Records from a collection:
=-=-=
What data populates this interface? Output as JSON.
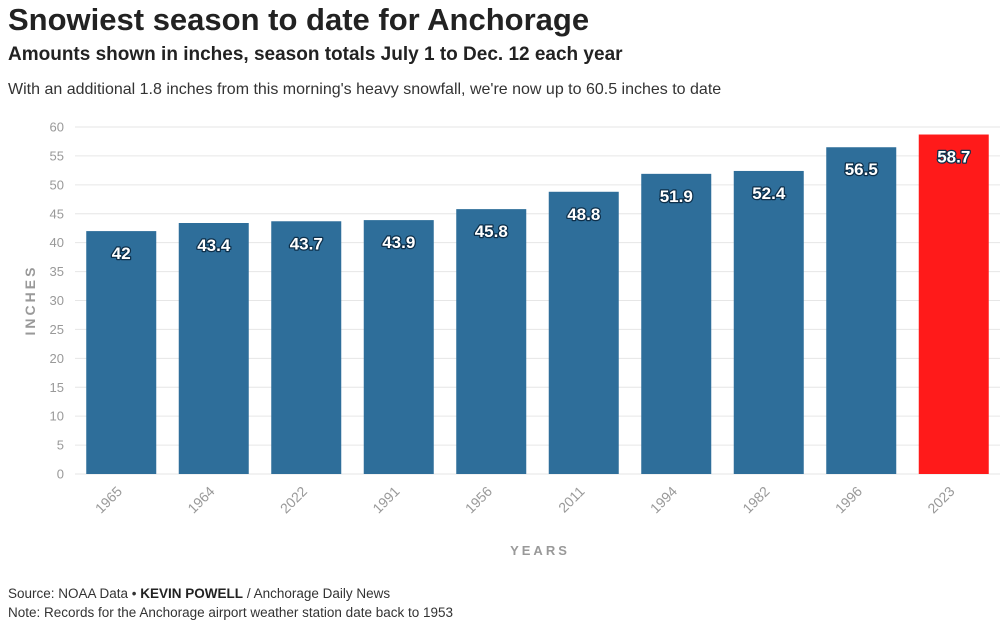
{
  "title": "Snowiest season to date for Anchorage",
  "subtitle": "Amounts shown in inches, season totals July 1 to Dec. 12 each year",
  "description": "With an additional 1.8 inches from this morning's heavy snowfall, we're now up to 60.5 inches to date",
  "footer": {
    "source_prefix": "Source: NOAA Data • ",
    "author": "KEVIN POWELL",
    "source_suffix": " / Anchorage Daily News",
    "note": "Note: Records for the Anchorage airport weather station date back to 1953"
  },
  "colors": {
    "bar": "#2e6e9a",
    "highlight": "#ff1a1a",
    "grid": "#e6e6e6",
    "tick": "#999999"
  },
  "chart_data": {
    "type": "bar",
    "categories": [
      "1965",
      "1964",
      "2022",
      "1991",
      "1956",
      "2011",
      "1994",
      "1982",
      "1996",
      "2023"
    ],
    "values": [
      42,
      43.4,
      43.7,
      43.9,
      45.8,
      48.8,
      51.9,
      52.4,
      56.5,
      58.7
    ],
    "data_labels": [
      "42",
      "43.4",
      "43.7",
      "43.9",
      "45.8",
      "48.8",
      "51.9",
      "52.4",
      "56.5",
      "58.7"
    ],
    "highlight_category": "2023",
    "xlabel": "YEARS",
    "ylabel": "INCHES",
    "ylim": [
      0,
      60
    ],
    "yticks": [
      0,
      5,
      10,
      15,
      20,
      25,
      30,
      35,
      40,
      45,
      50,
      55,
      60
    ],
    "grid": true
  }
}
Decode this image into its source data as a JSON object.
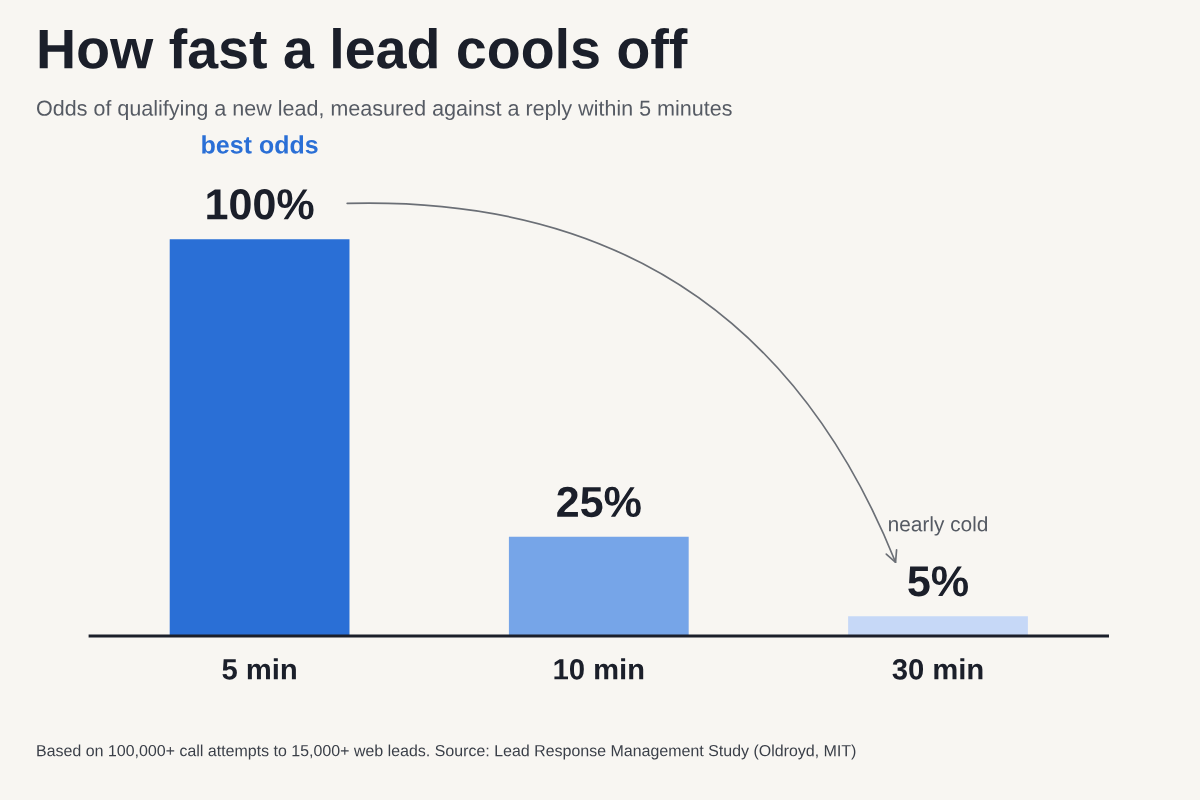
{
  "chart_data": {
    "type": "bar",
    "title": "How fast a lead cools off",
    "subtitle": "Odds of qualifying a new lead, measured against a reply within 5 minutes",
    "categories": [
      "5 min",
      "10 min",
      "30 min"
    ],
    "values": [
      100,
      25,
      5
    ],
    "value_labels": [
      "100%",
      "25%",
      "5%"
    ],
    "colors": [
      "#2a6fd6",
      "#76a5e8",
      "#c6d8f7"
    ],
    "annotations": [
      "best odds",
      "nearly cold",
      "Based on 100,000+ call attempts to 15,000+ web leads. Source: Lead Response Management Study (Oldroyd, MIT)"
    ],
    "grid": false,
    "legend": false
  }
}
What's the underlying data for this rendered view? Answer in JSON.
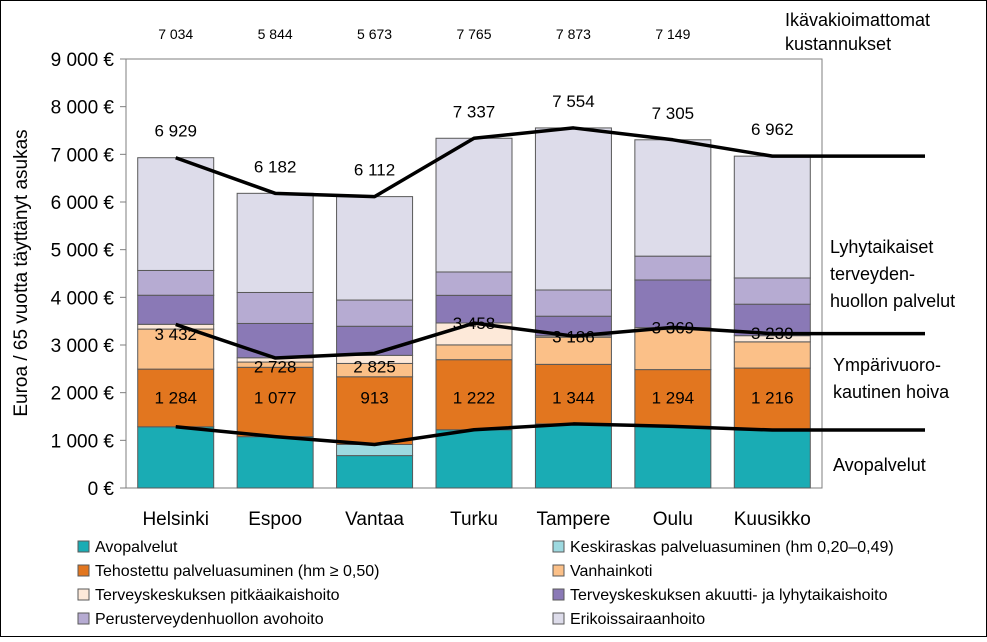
{
  "chart_data": {
    "type": "bar",
    "stacked": true,
    "ylabel": "Euroa / 65 vuotta täyttänyt asukas",
    "ylim": [
      0,
      9000
    ],
    "yticks": [
      "0 €",
      "1 000 €",
      "2 000 €",
      "3 000 €",
      "4 000 €",
      "5 000 €",
      "6 000 €",
      "7 000 €",
      "8 000 €",
      "9 000 €"
    ],
    "categories": [
      "Helsinki",
      "Espoo",
      "Vantaa",
      "Turku",
      "Tampere",
      "Oulu",
      "Kuusikko"
    ],
    "series": [
      {
        "name": "Avopalvelut",
        "color": "#1aacb4",
        "values": [
          1284,
          1077,
          680,
          1222,
          1344,
          1294,
          1216
        ]
      },
      {
        "name": "Keskiraskas palveluasuminen (hm 0,20–0,49)",
        "color": "#9dd9e0",
        "values": [
          0,
          0,
          233,
          0,
          0,
          0,
          0
        ]
      },
      {
        "name": "Tehostettu palveluasuminen (hm ≥ 0,50)",
        "color": "#e2761f",
        "values": [
          1210,
          1455,
          1420,
          1470,
          1250,
          1190,
          1300
        ]
      },
      {
        "name": "Vanhainkoti",
        "color": "#fbc088",
        "values": [
          840,
          110,
          280,
          310,
          570,
          840,
          550
        ]
      },
      {
        "name": "Terveyskeskuksen pitkäaikaishoito",
        "color": "#fde9d9",
        "values": [
          100,
          90,
          170,
          460,
          30,
          40,
          130
        ]
      },
      {
        "name": "Terveyskeskuksen akuutti- ja lyhytaikaishoito",
        "color": "#8a79b6",
        "values": [
          610,
          720,
          610,
          580,
          410,
          1000,
          660
        ]
      },
      {
        "name": "Perusterveydenhuollon avohoito",
        "color": "#b6abd2",
        "values": [
          520,
          650,
          550,
          490,
          550,
          500,
          550
        ]
      },
      {
        "name": "Erikoissairaanhoito",
        "color": "#dddcea",
        "values": [
          2365,
          2080,
          2170,
          2805,
          3400,
          2441,
          2556
        ]
      }
    ],
    "totals": [
      "6 929",
      "6 182",
      "6 112",
      "7 337",
      "7 554",
      "7 305",
      "6 962"
    ],
    "ikavakioimattomat": [
      "7 034",
      "5 844",
      "5 673",
      "7 765",
      "7 873",
      "7 149"
    ],
    "avopalvelut_labels": [
      "1 284",
      "1 077",
      "913",
      "1 222",
      "1 344",
      "1 294",
      "1 216"
    ],
    "ymparivuorokautinen_labels": [
      "3 432",
      "2 728",
      "2 825",
      "3 458",
      "3 186",
      "3 369",
      "3 239"
    ],
    "lines": {
      "avopalvelut": [
        1284,
        1077,
        913,
        1222,
        1344,
        1294,
        1216
      ],
      "ymparivuorokautinen": [
        3432,
        2728,
        2825,
        3458,
        3186,
        3369,
        3239
      ],
      "lyhytaikaiset": [
        6929,
        6182,
        6112,
        7337,
        7554,
        7305,
        6962
      ]
    },
    "right_labels": {
      "ikavakioimattomat": [
        "Ikävakioimattomat",
        "kustannukset"
      ],
      "lyhytaikaiset": [
        "Lyhytaikaiset",
        "terveyden-",
        "huollon palvelut"
      ],
      "ymparivuorokautinen": [
        "Ympärivuoro-",
        "kautinen hoiva"
      ],
      "avopalvelut": [
        "Avopalvelut"
      ]
    },
    "legend_position": "bottom",
    "grid": false
  }
}
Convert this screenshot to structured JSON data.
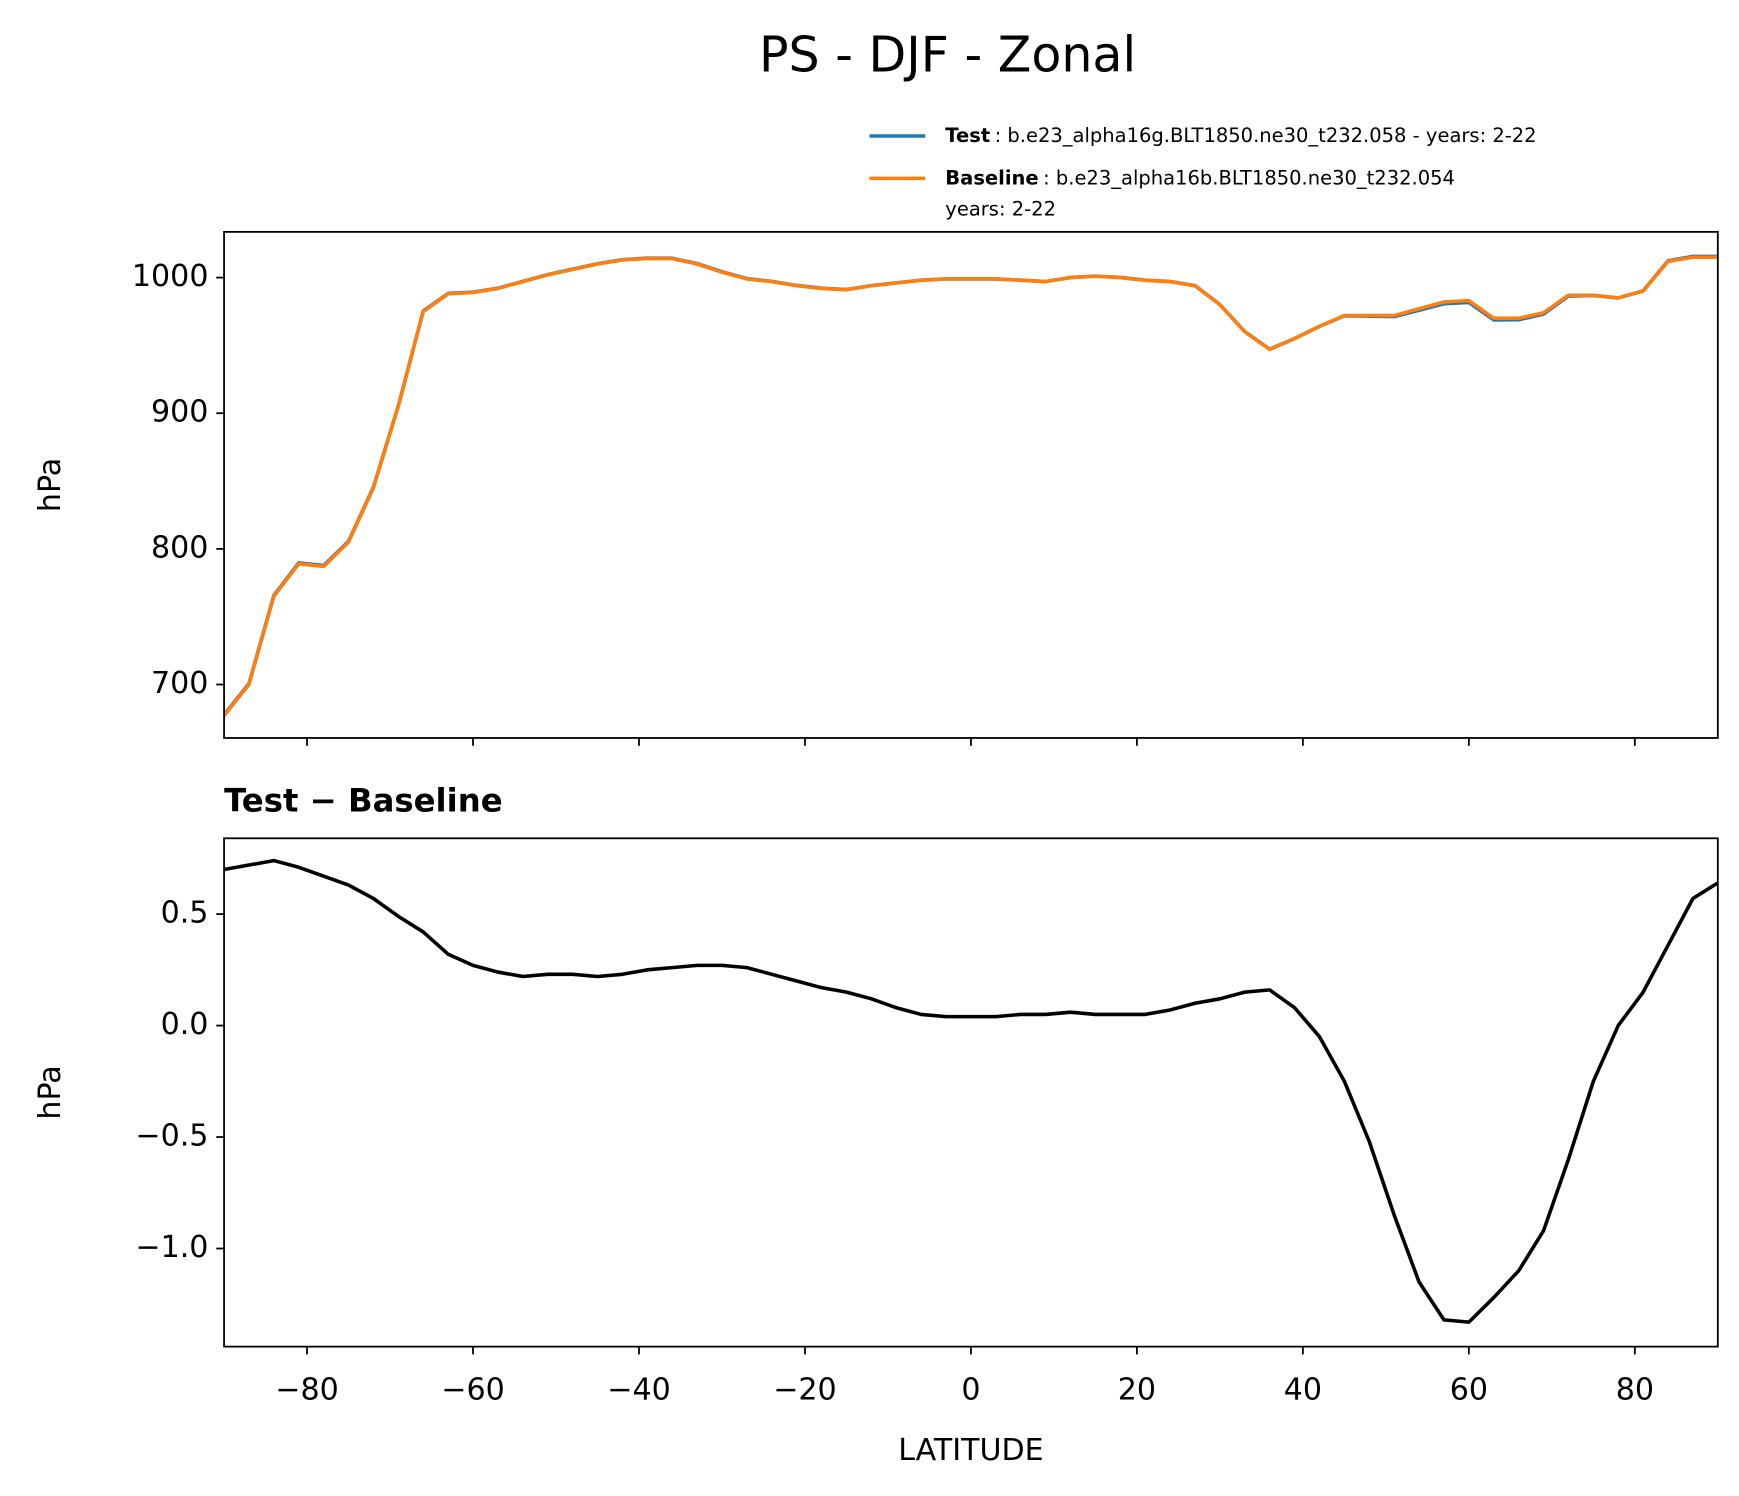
{
  "title": "PS - DJF - Zonal",
  "chart_data": [
    {
      "type": "line",
      "y_label": "hPa",
      "x": [
        -90,
        -87,
        -84,
        -81,
        -78,
        -75,
        -72,
        -69,
        -66,
        -63,
        -60,
        -57,
        -54,
        -51,
        -48,
        -45,
        -42,
        -39,
        -36,
        -33,
        -30,
        -27,
        -24,
        -21,
        -18,
        -15,
        -12,
        -9,
        -6,
        -3,
        0,
        3,
        6,
        9,
        12,
        15,
        18,
        21,
        24,
        27,
        30,
        33,
        36,
        39,
        42,
        45,
        48,
        51,
        54,
        57,
        60,
        63,
        66,
        69,
        72,
        75,
        78,
        81,
        84,
        87,
        90
      ],
      "series": [
        {
          "name": "Test",
          "description": ": b.e23_alpha16g.BLT1850.ne30_t232.058 - years: 2-22",
          "color": "#1f77b4",
          "values": [
            677.7,
            700.7,
            765.7,
            789.7,
            787.7,
            805.6,
            845.6,
            905.5,
            975.4,
            988.3,
            989.3,
            992.2,
            997.2,
            1002.2,
            1006.2,
            1010.2,
            1013.2,
            1014.3,
            1014.3,
            1010.3,
            1004.3,
            999.3,
            997.2,
            994.2,
            992.2,
            991.2,
            994.1,
            996.1,
            998.1,
            999.0,
            999.0,
            999.0,
            998.1,
            997.1,
            1000.1,
            1001.1,
            1000.1,
            998.1,
            997.1,
            994.1,
            980.1,
            960.2,
            947.2,
            955.1,
            964.0,
            971.8,
            971.5,
            971.2,
            975.9,
            980.7,
            981.7,
            968.8,
            968.9,
            973.1,
            986.4,
            986.8,
            985.0,
            990.2,
            1012.4,
            1015.6,
            1015.6
          ]
        },
        {
          "name": "Baseline",
          "description": [
            ": b.e23_alpha16b.BLT1850.ne30_t232.054",
            "years: 2-22"
          ],
          "color": "#ff7f0e",
          "values": [
            677,
            700,
            765,
            789,
            787,
            805,
            845,
            905,
            975,
            988,
            989,
            992,
            997,
            1002,
            1006,
            1010,
            1013,
            1014,
            1014,
            1010,
            1004,
            999,
            997,
            994,
            992,
            991,
            994,
            996,
            998,
            999,
            999,
            999,
            998,
            997,
            1000,
            1001,
            1000,
            998,
            997,
            994,
            980,
            960,
            947,
            955,
            964,
            972,
            972,
            972,
            977,
            982,
            983,
            970,
            970,
            974,
            987,
            987,
            985,
            990,
            1012,
            1015,
            1015
          ]
        }
      ],
      "xlim": [
        -90,
        90
      ],
      "xticks": [
        {
          "value": -80,
          "label": "−80"
        },
        {
          "value": -60,
          "label": "−60"
        },
        {
          "value": -40,
          "label": "−40"
        },
        {
          "value": -20,
          "label": "−20"
        },
        0,
        20,
        40,
        60,
        80
      ],
      "ylim": [
        660.6,
        1033.7
      ],
      "yticks": [
        700,
        800,
        900,
        1000
      ]
    },
    {
      "type": "line",
      "title": "Test − Baseline",
      "x_label": "LATITUDE",
      "y_label": "hPa",
      "x": [
        -90,
        -87,
        -84,
        -81,
        -78,
        -75,
        -72,
        -69,
        -66,
        -63,
        -60,
        -57,
        -54,
        -51,
        -48,
        -45,
        -42,
        -39,
        -36,
        -33,
        -30,
        -27,
        -24,
        -21,
        -18,
        -15,
        -12,
        -9,
        -6,
        -3,
        0,
        3,
        6,
        9,
        12,
        15,
        18,
        21,
        24,
        27,
        30,
        33,
        36,
        39,
        42,
        45,
        48,
        51,
        54,
        57,
        60,
        63,
        66,
        69,
        72,
        75,
        78,
        81,
        84,
        87,
        90
      ],
      "series": [
        {
          "color": "#000000",
          "values": [
            0.7,
            0.72,
            0.74,
            0.71,
            0.67,
            0.63,
            0.57,
            0.49,
            0.42,
            0.32,
            0.27,
            0.24,
            0.22,
            0.23,
            0.23,
            0.22,
            0.23,
            0.25,
            0.26,
            0.27,
            0.27,
            0.26,
            0.23,
            0.2,
            0.17,
            0.15,
            0.12,
            0.08,
            0.05,
            0.04,
            0.04,
            0.04,
            0.05,
            0.05,
            0.06,
            0.05,
            0.05,
            0.05,
            0.07,
            0.1,
            0.12,
            0.15,
            0.16,
            0.08,
            -0.05,
            -0.25,
            -0.52,
            -0.85,
            -1.15,
            -1.32,
            -1.33,
            -1.22,
            -1.1,
            -0.92,
            -0.6,
            -0.25,
            0.0,
            0.15,
            0.36,
            0.57,
            0.64
          ]
        }
      ],
      "xlim": [
        -90,
        90
      ],
      "xticks": [
        {
          "value": -80,
          "label": "−80"
        },
        {
          "value": -60,
          "label": "−60"
        },
        {
          "value": -40,
          "label": "−40"
        },
        {
          "value": -20,
          "label": "−20"
        },
        0,
        20,
        40,
        60,
        80
      ],
      "ylim": [
        -1.44,
        0.84
      ],
      "yticks": [
        {
          "value": -1.0,
          "label": "−1.0"
        },
        {
          "value": -0.5,
          "label": "−0.5"
        },
        {
          "value": 0,
          "label": "0.0"
        },
        0.5
      ]
    }
  ]
}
=-=-=
▶ [Set exercise]: Show every line from the listing above in which the string "name" appears.

▶ [Output of the exercise]:
        "name": "Avopalvelut",
        "name": "Keskiraskas palveluasuminen (hm 0,20–0,49)",
        "name": "Tehostettu palveluasuminen (hm ≥ 0,50)",
        "name": "Vanhainkoti",
        "name": "Terveyskeskuksen pitkäaikaishoito",
        "name": "Terveyskeskuksen akuutti- ja lyhytaikaishoito",
        "name": "Perusterveydenhuollon avohoito",
        "name": "Erikoissairaanhoito",
          "name": "Test",
          "name": "Baseline",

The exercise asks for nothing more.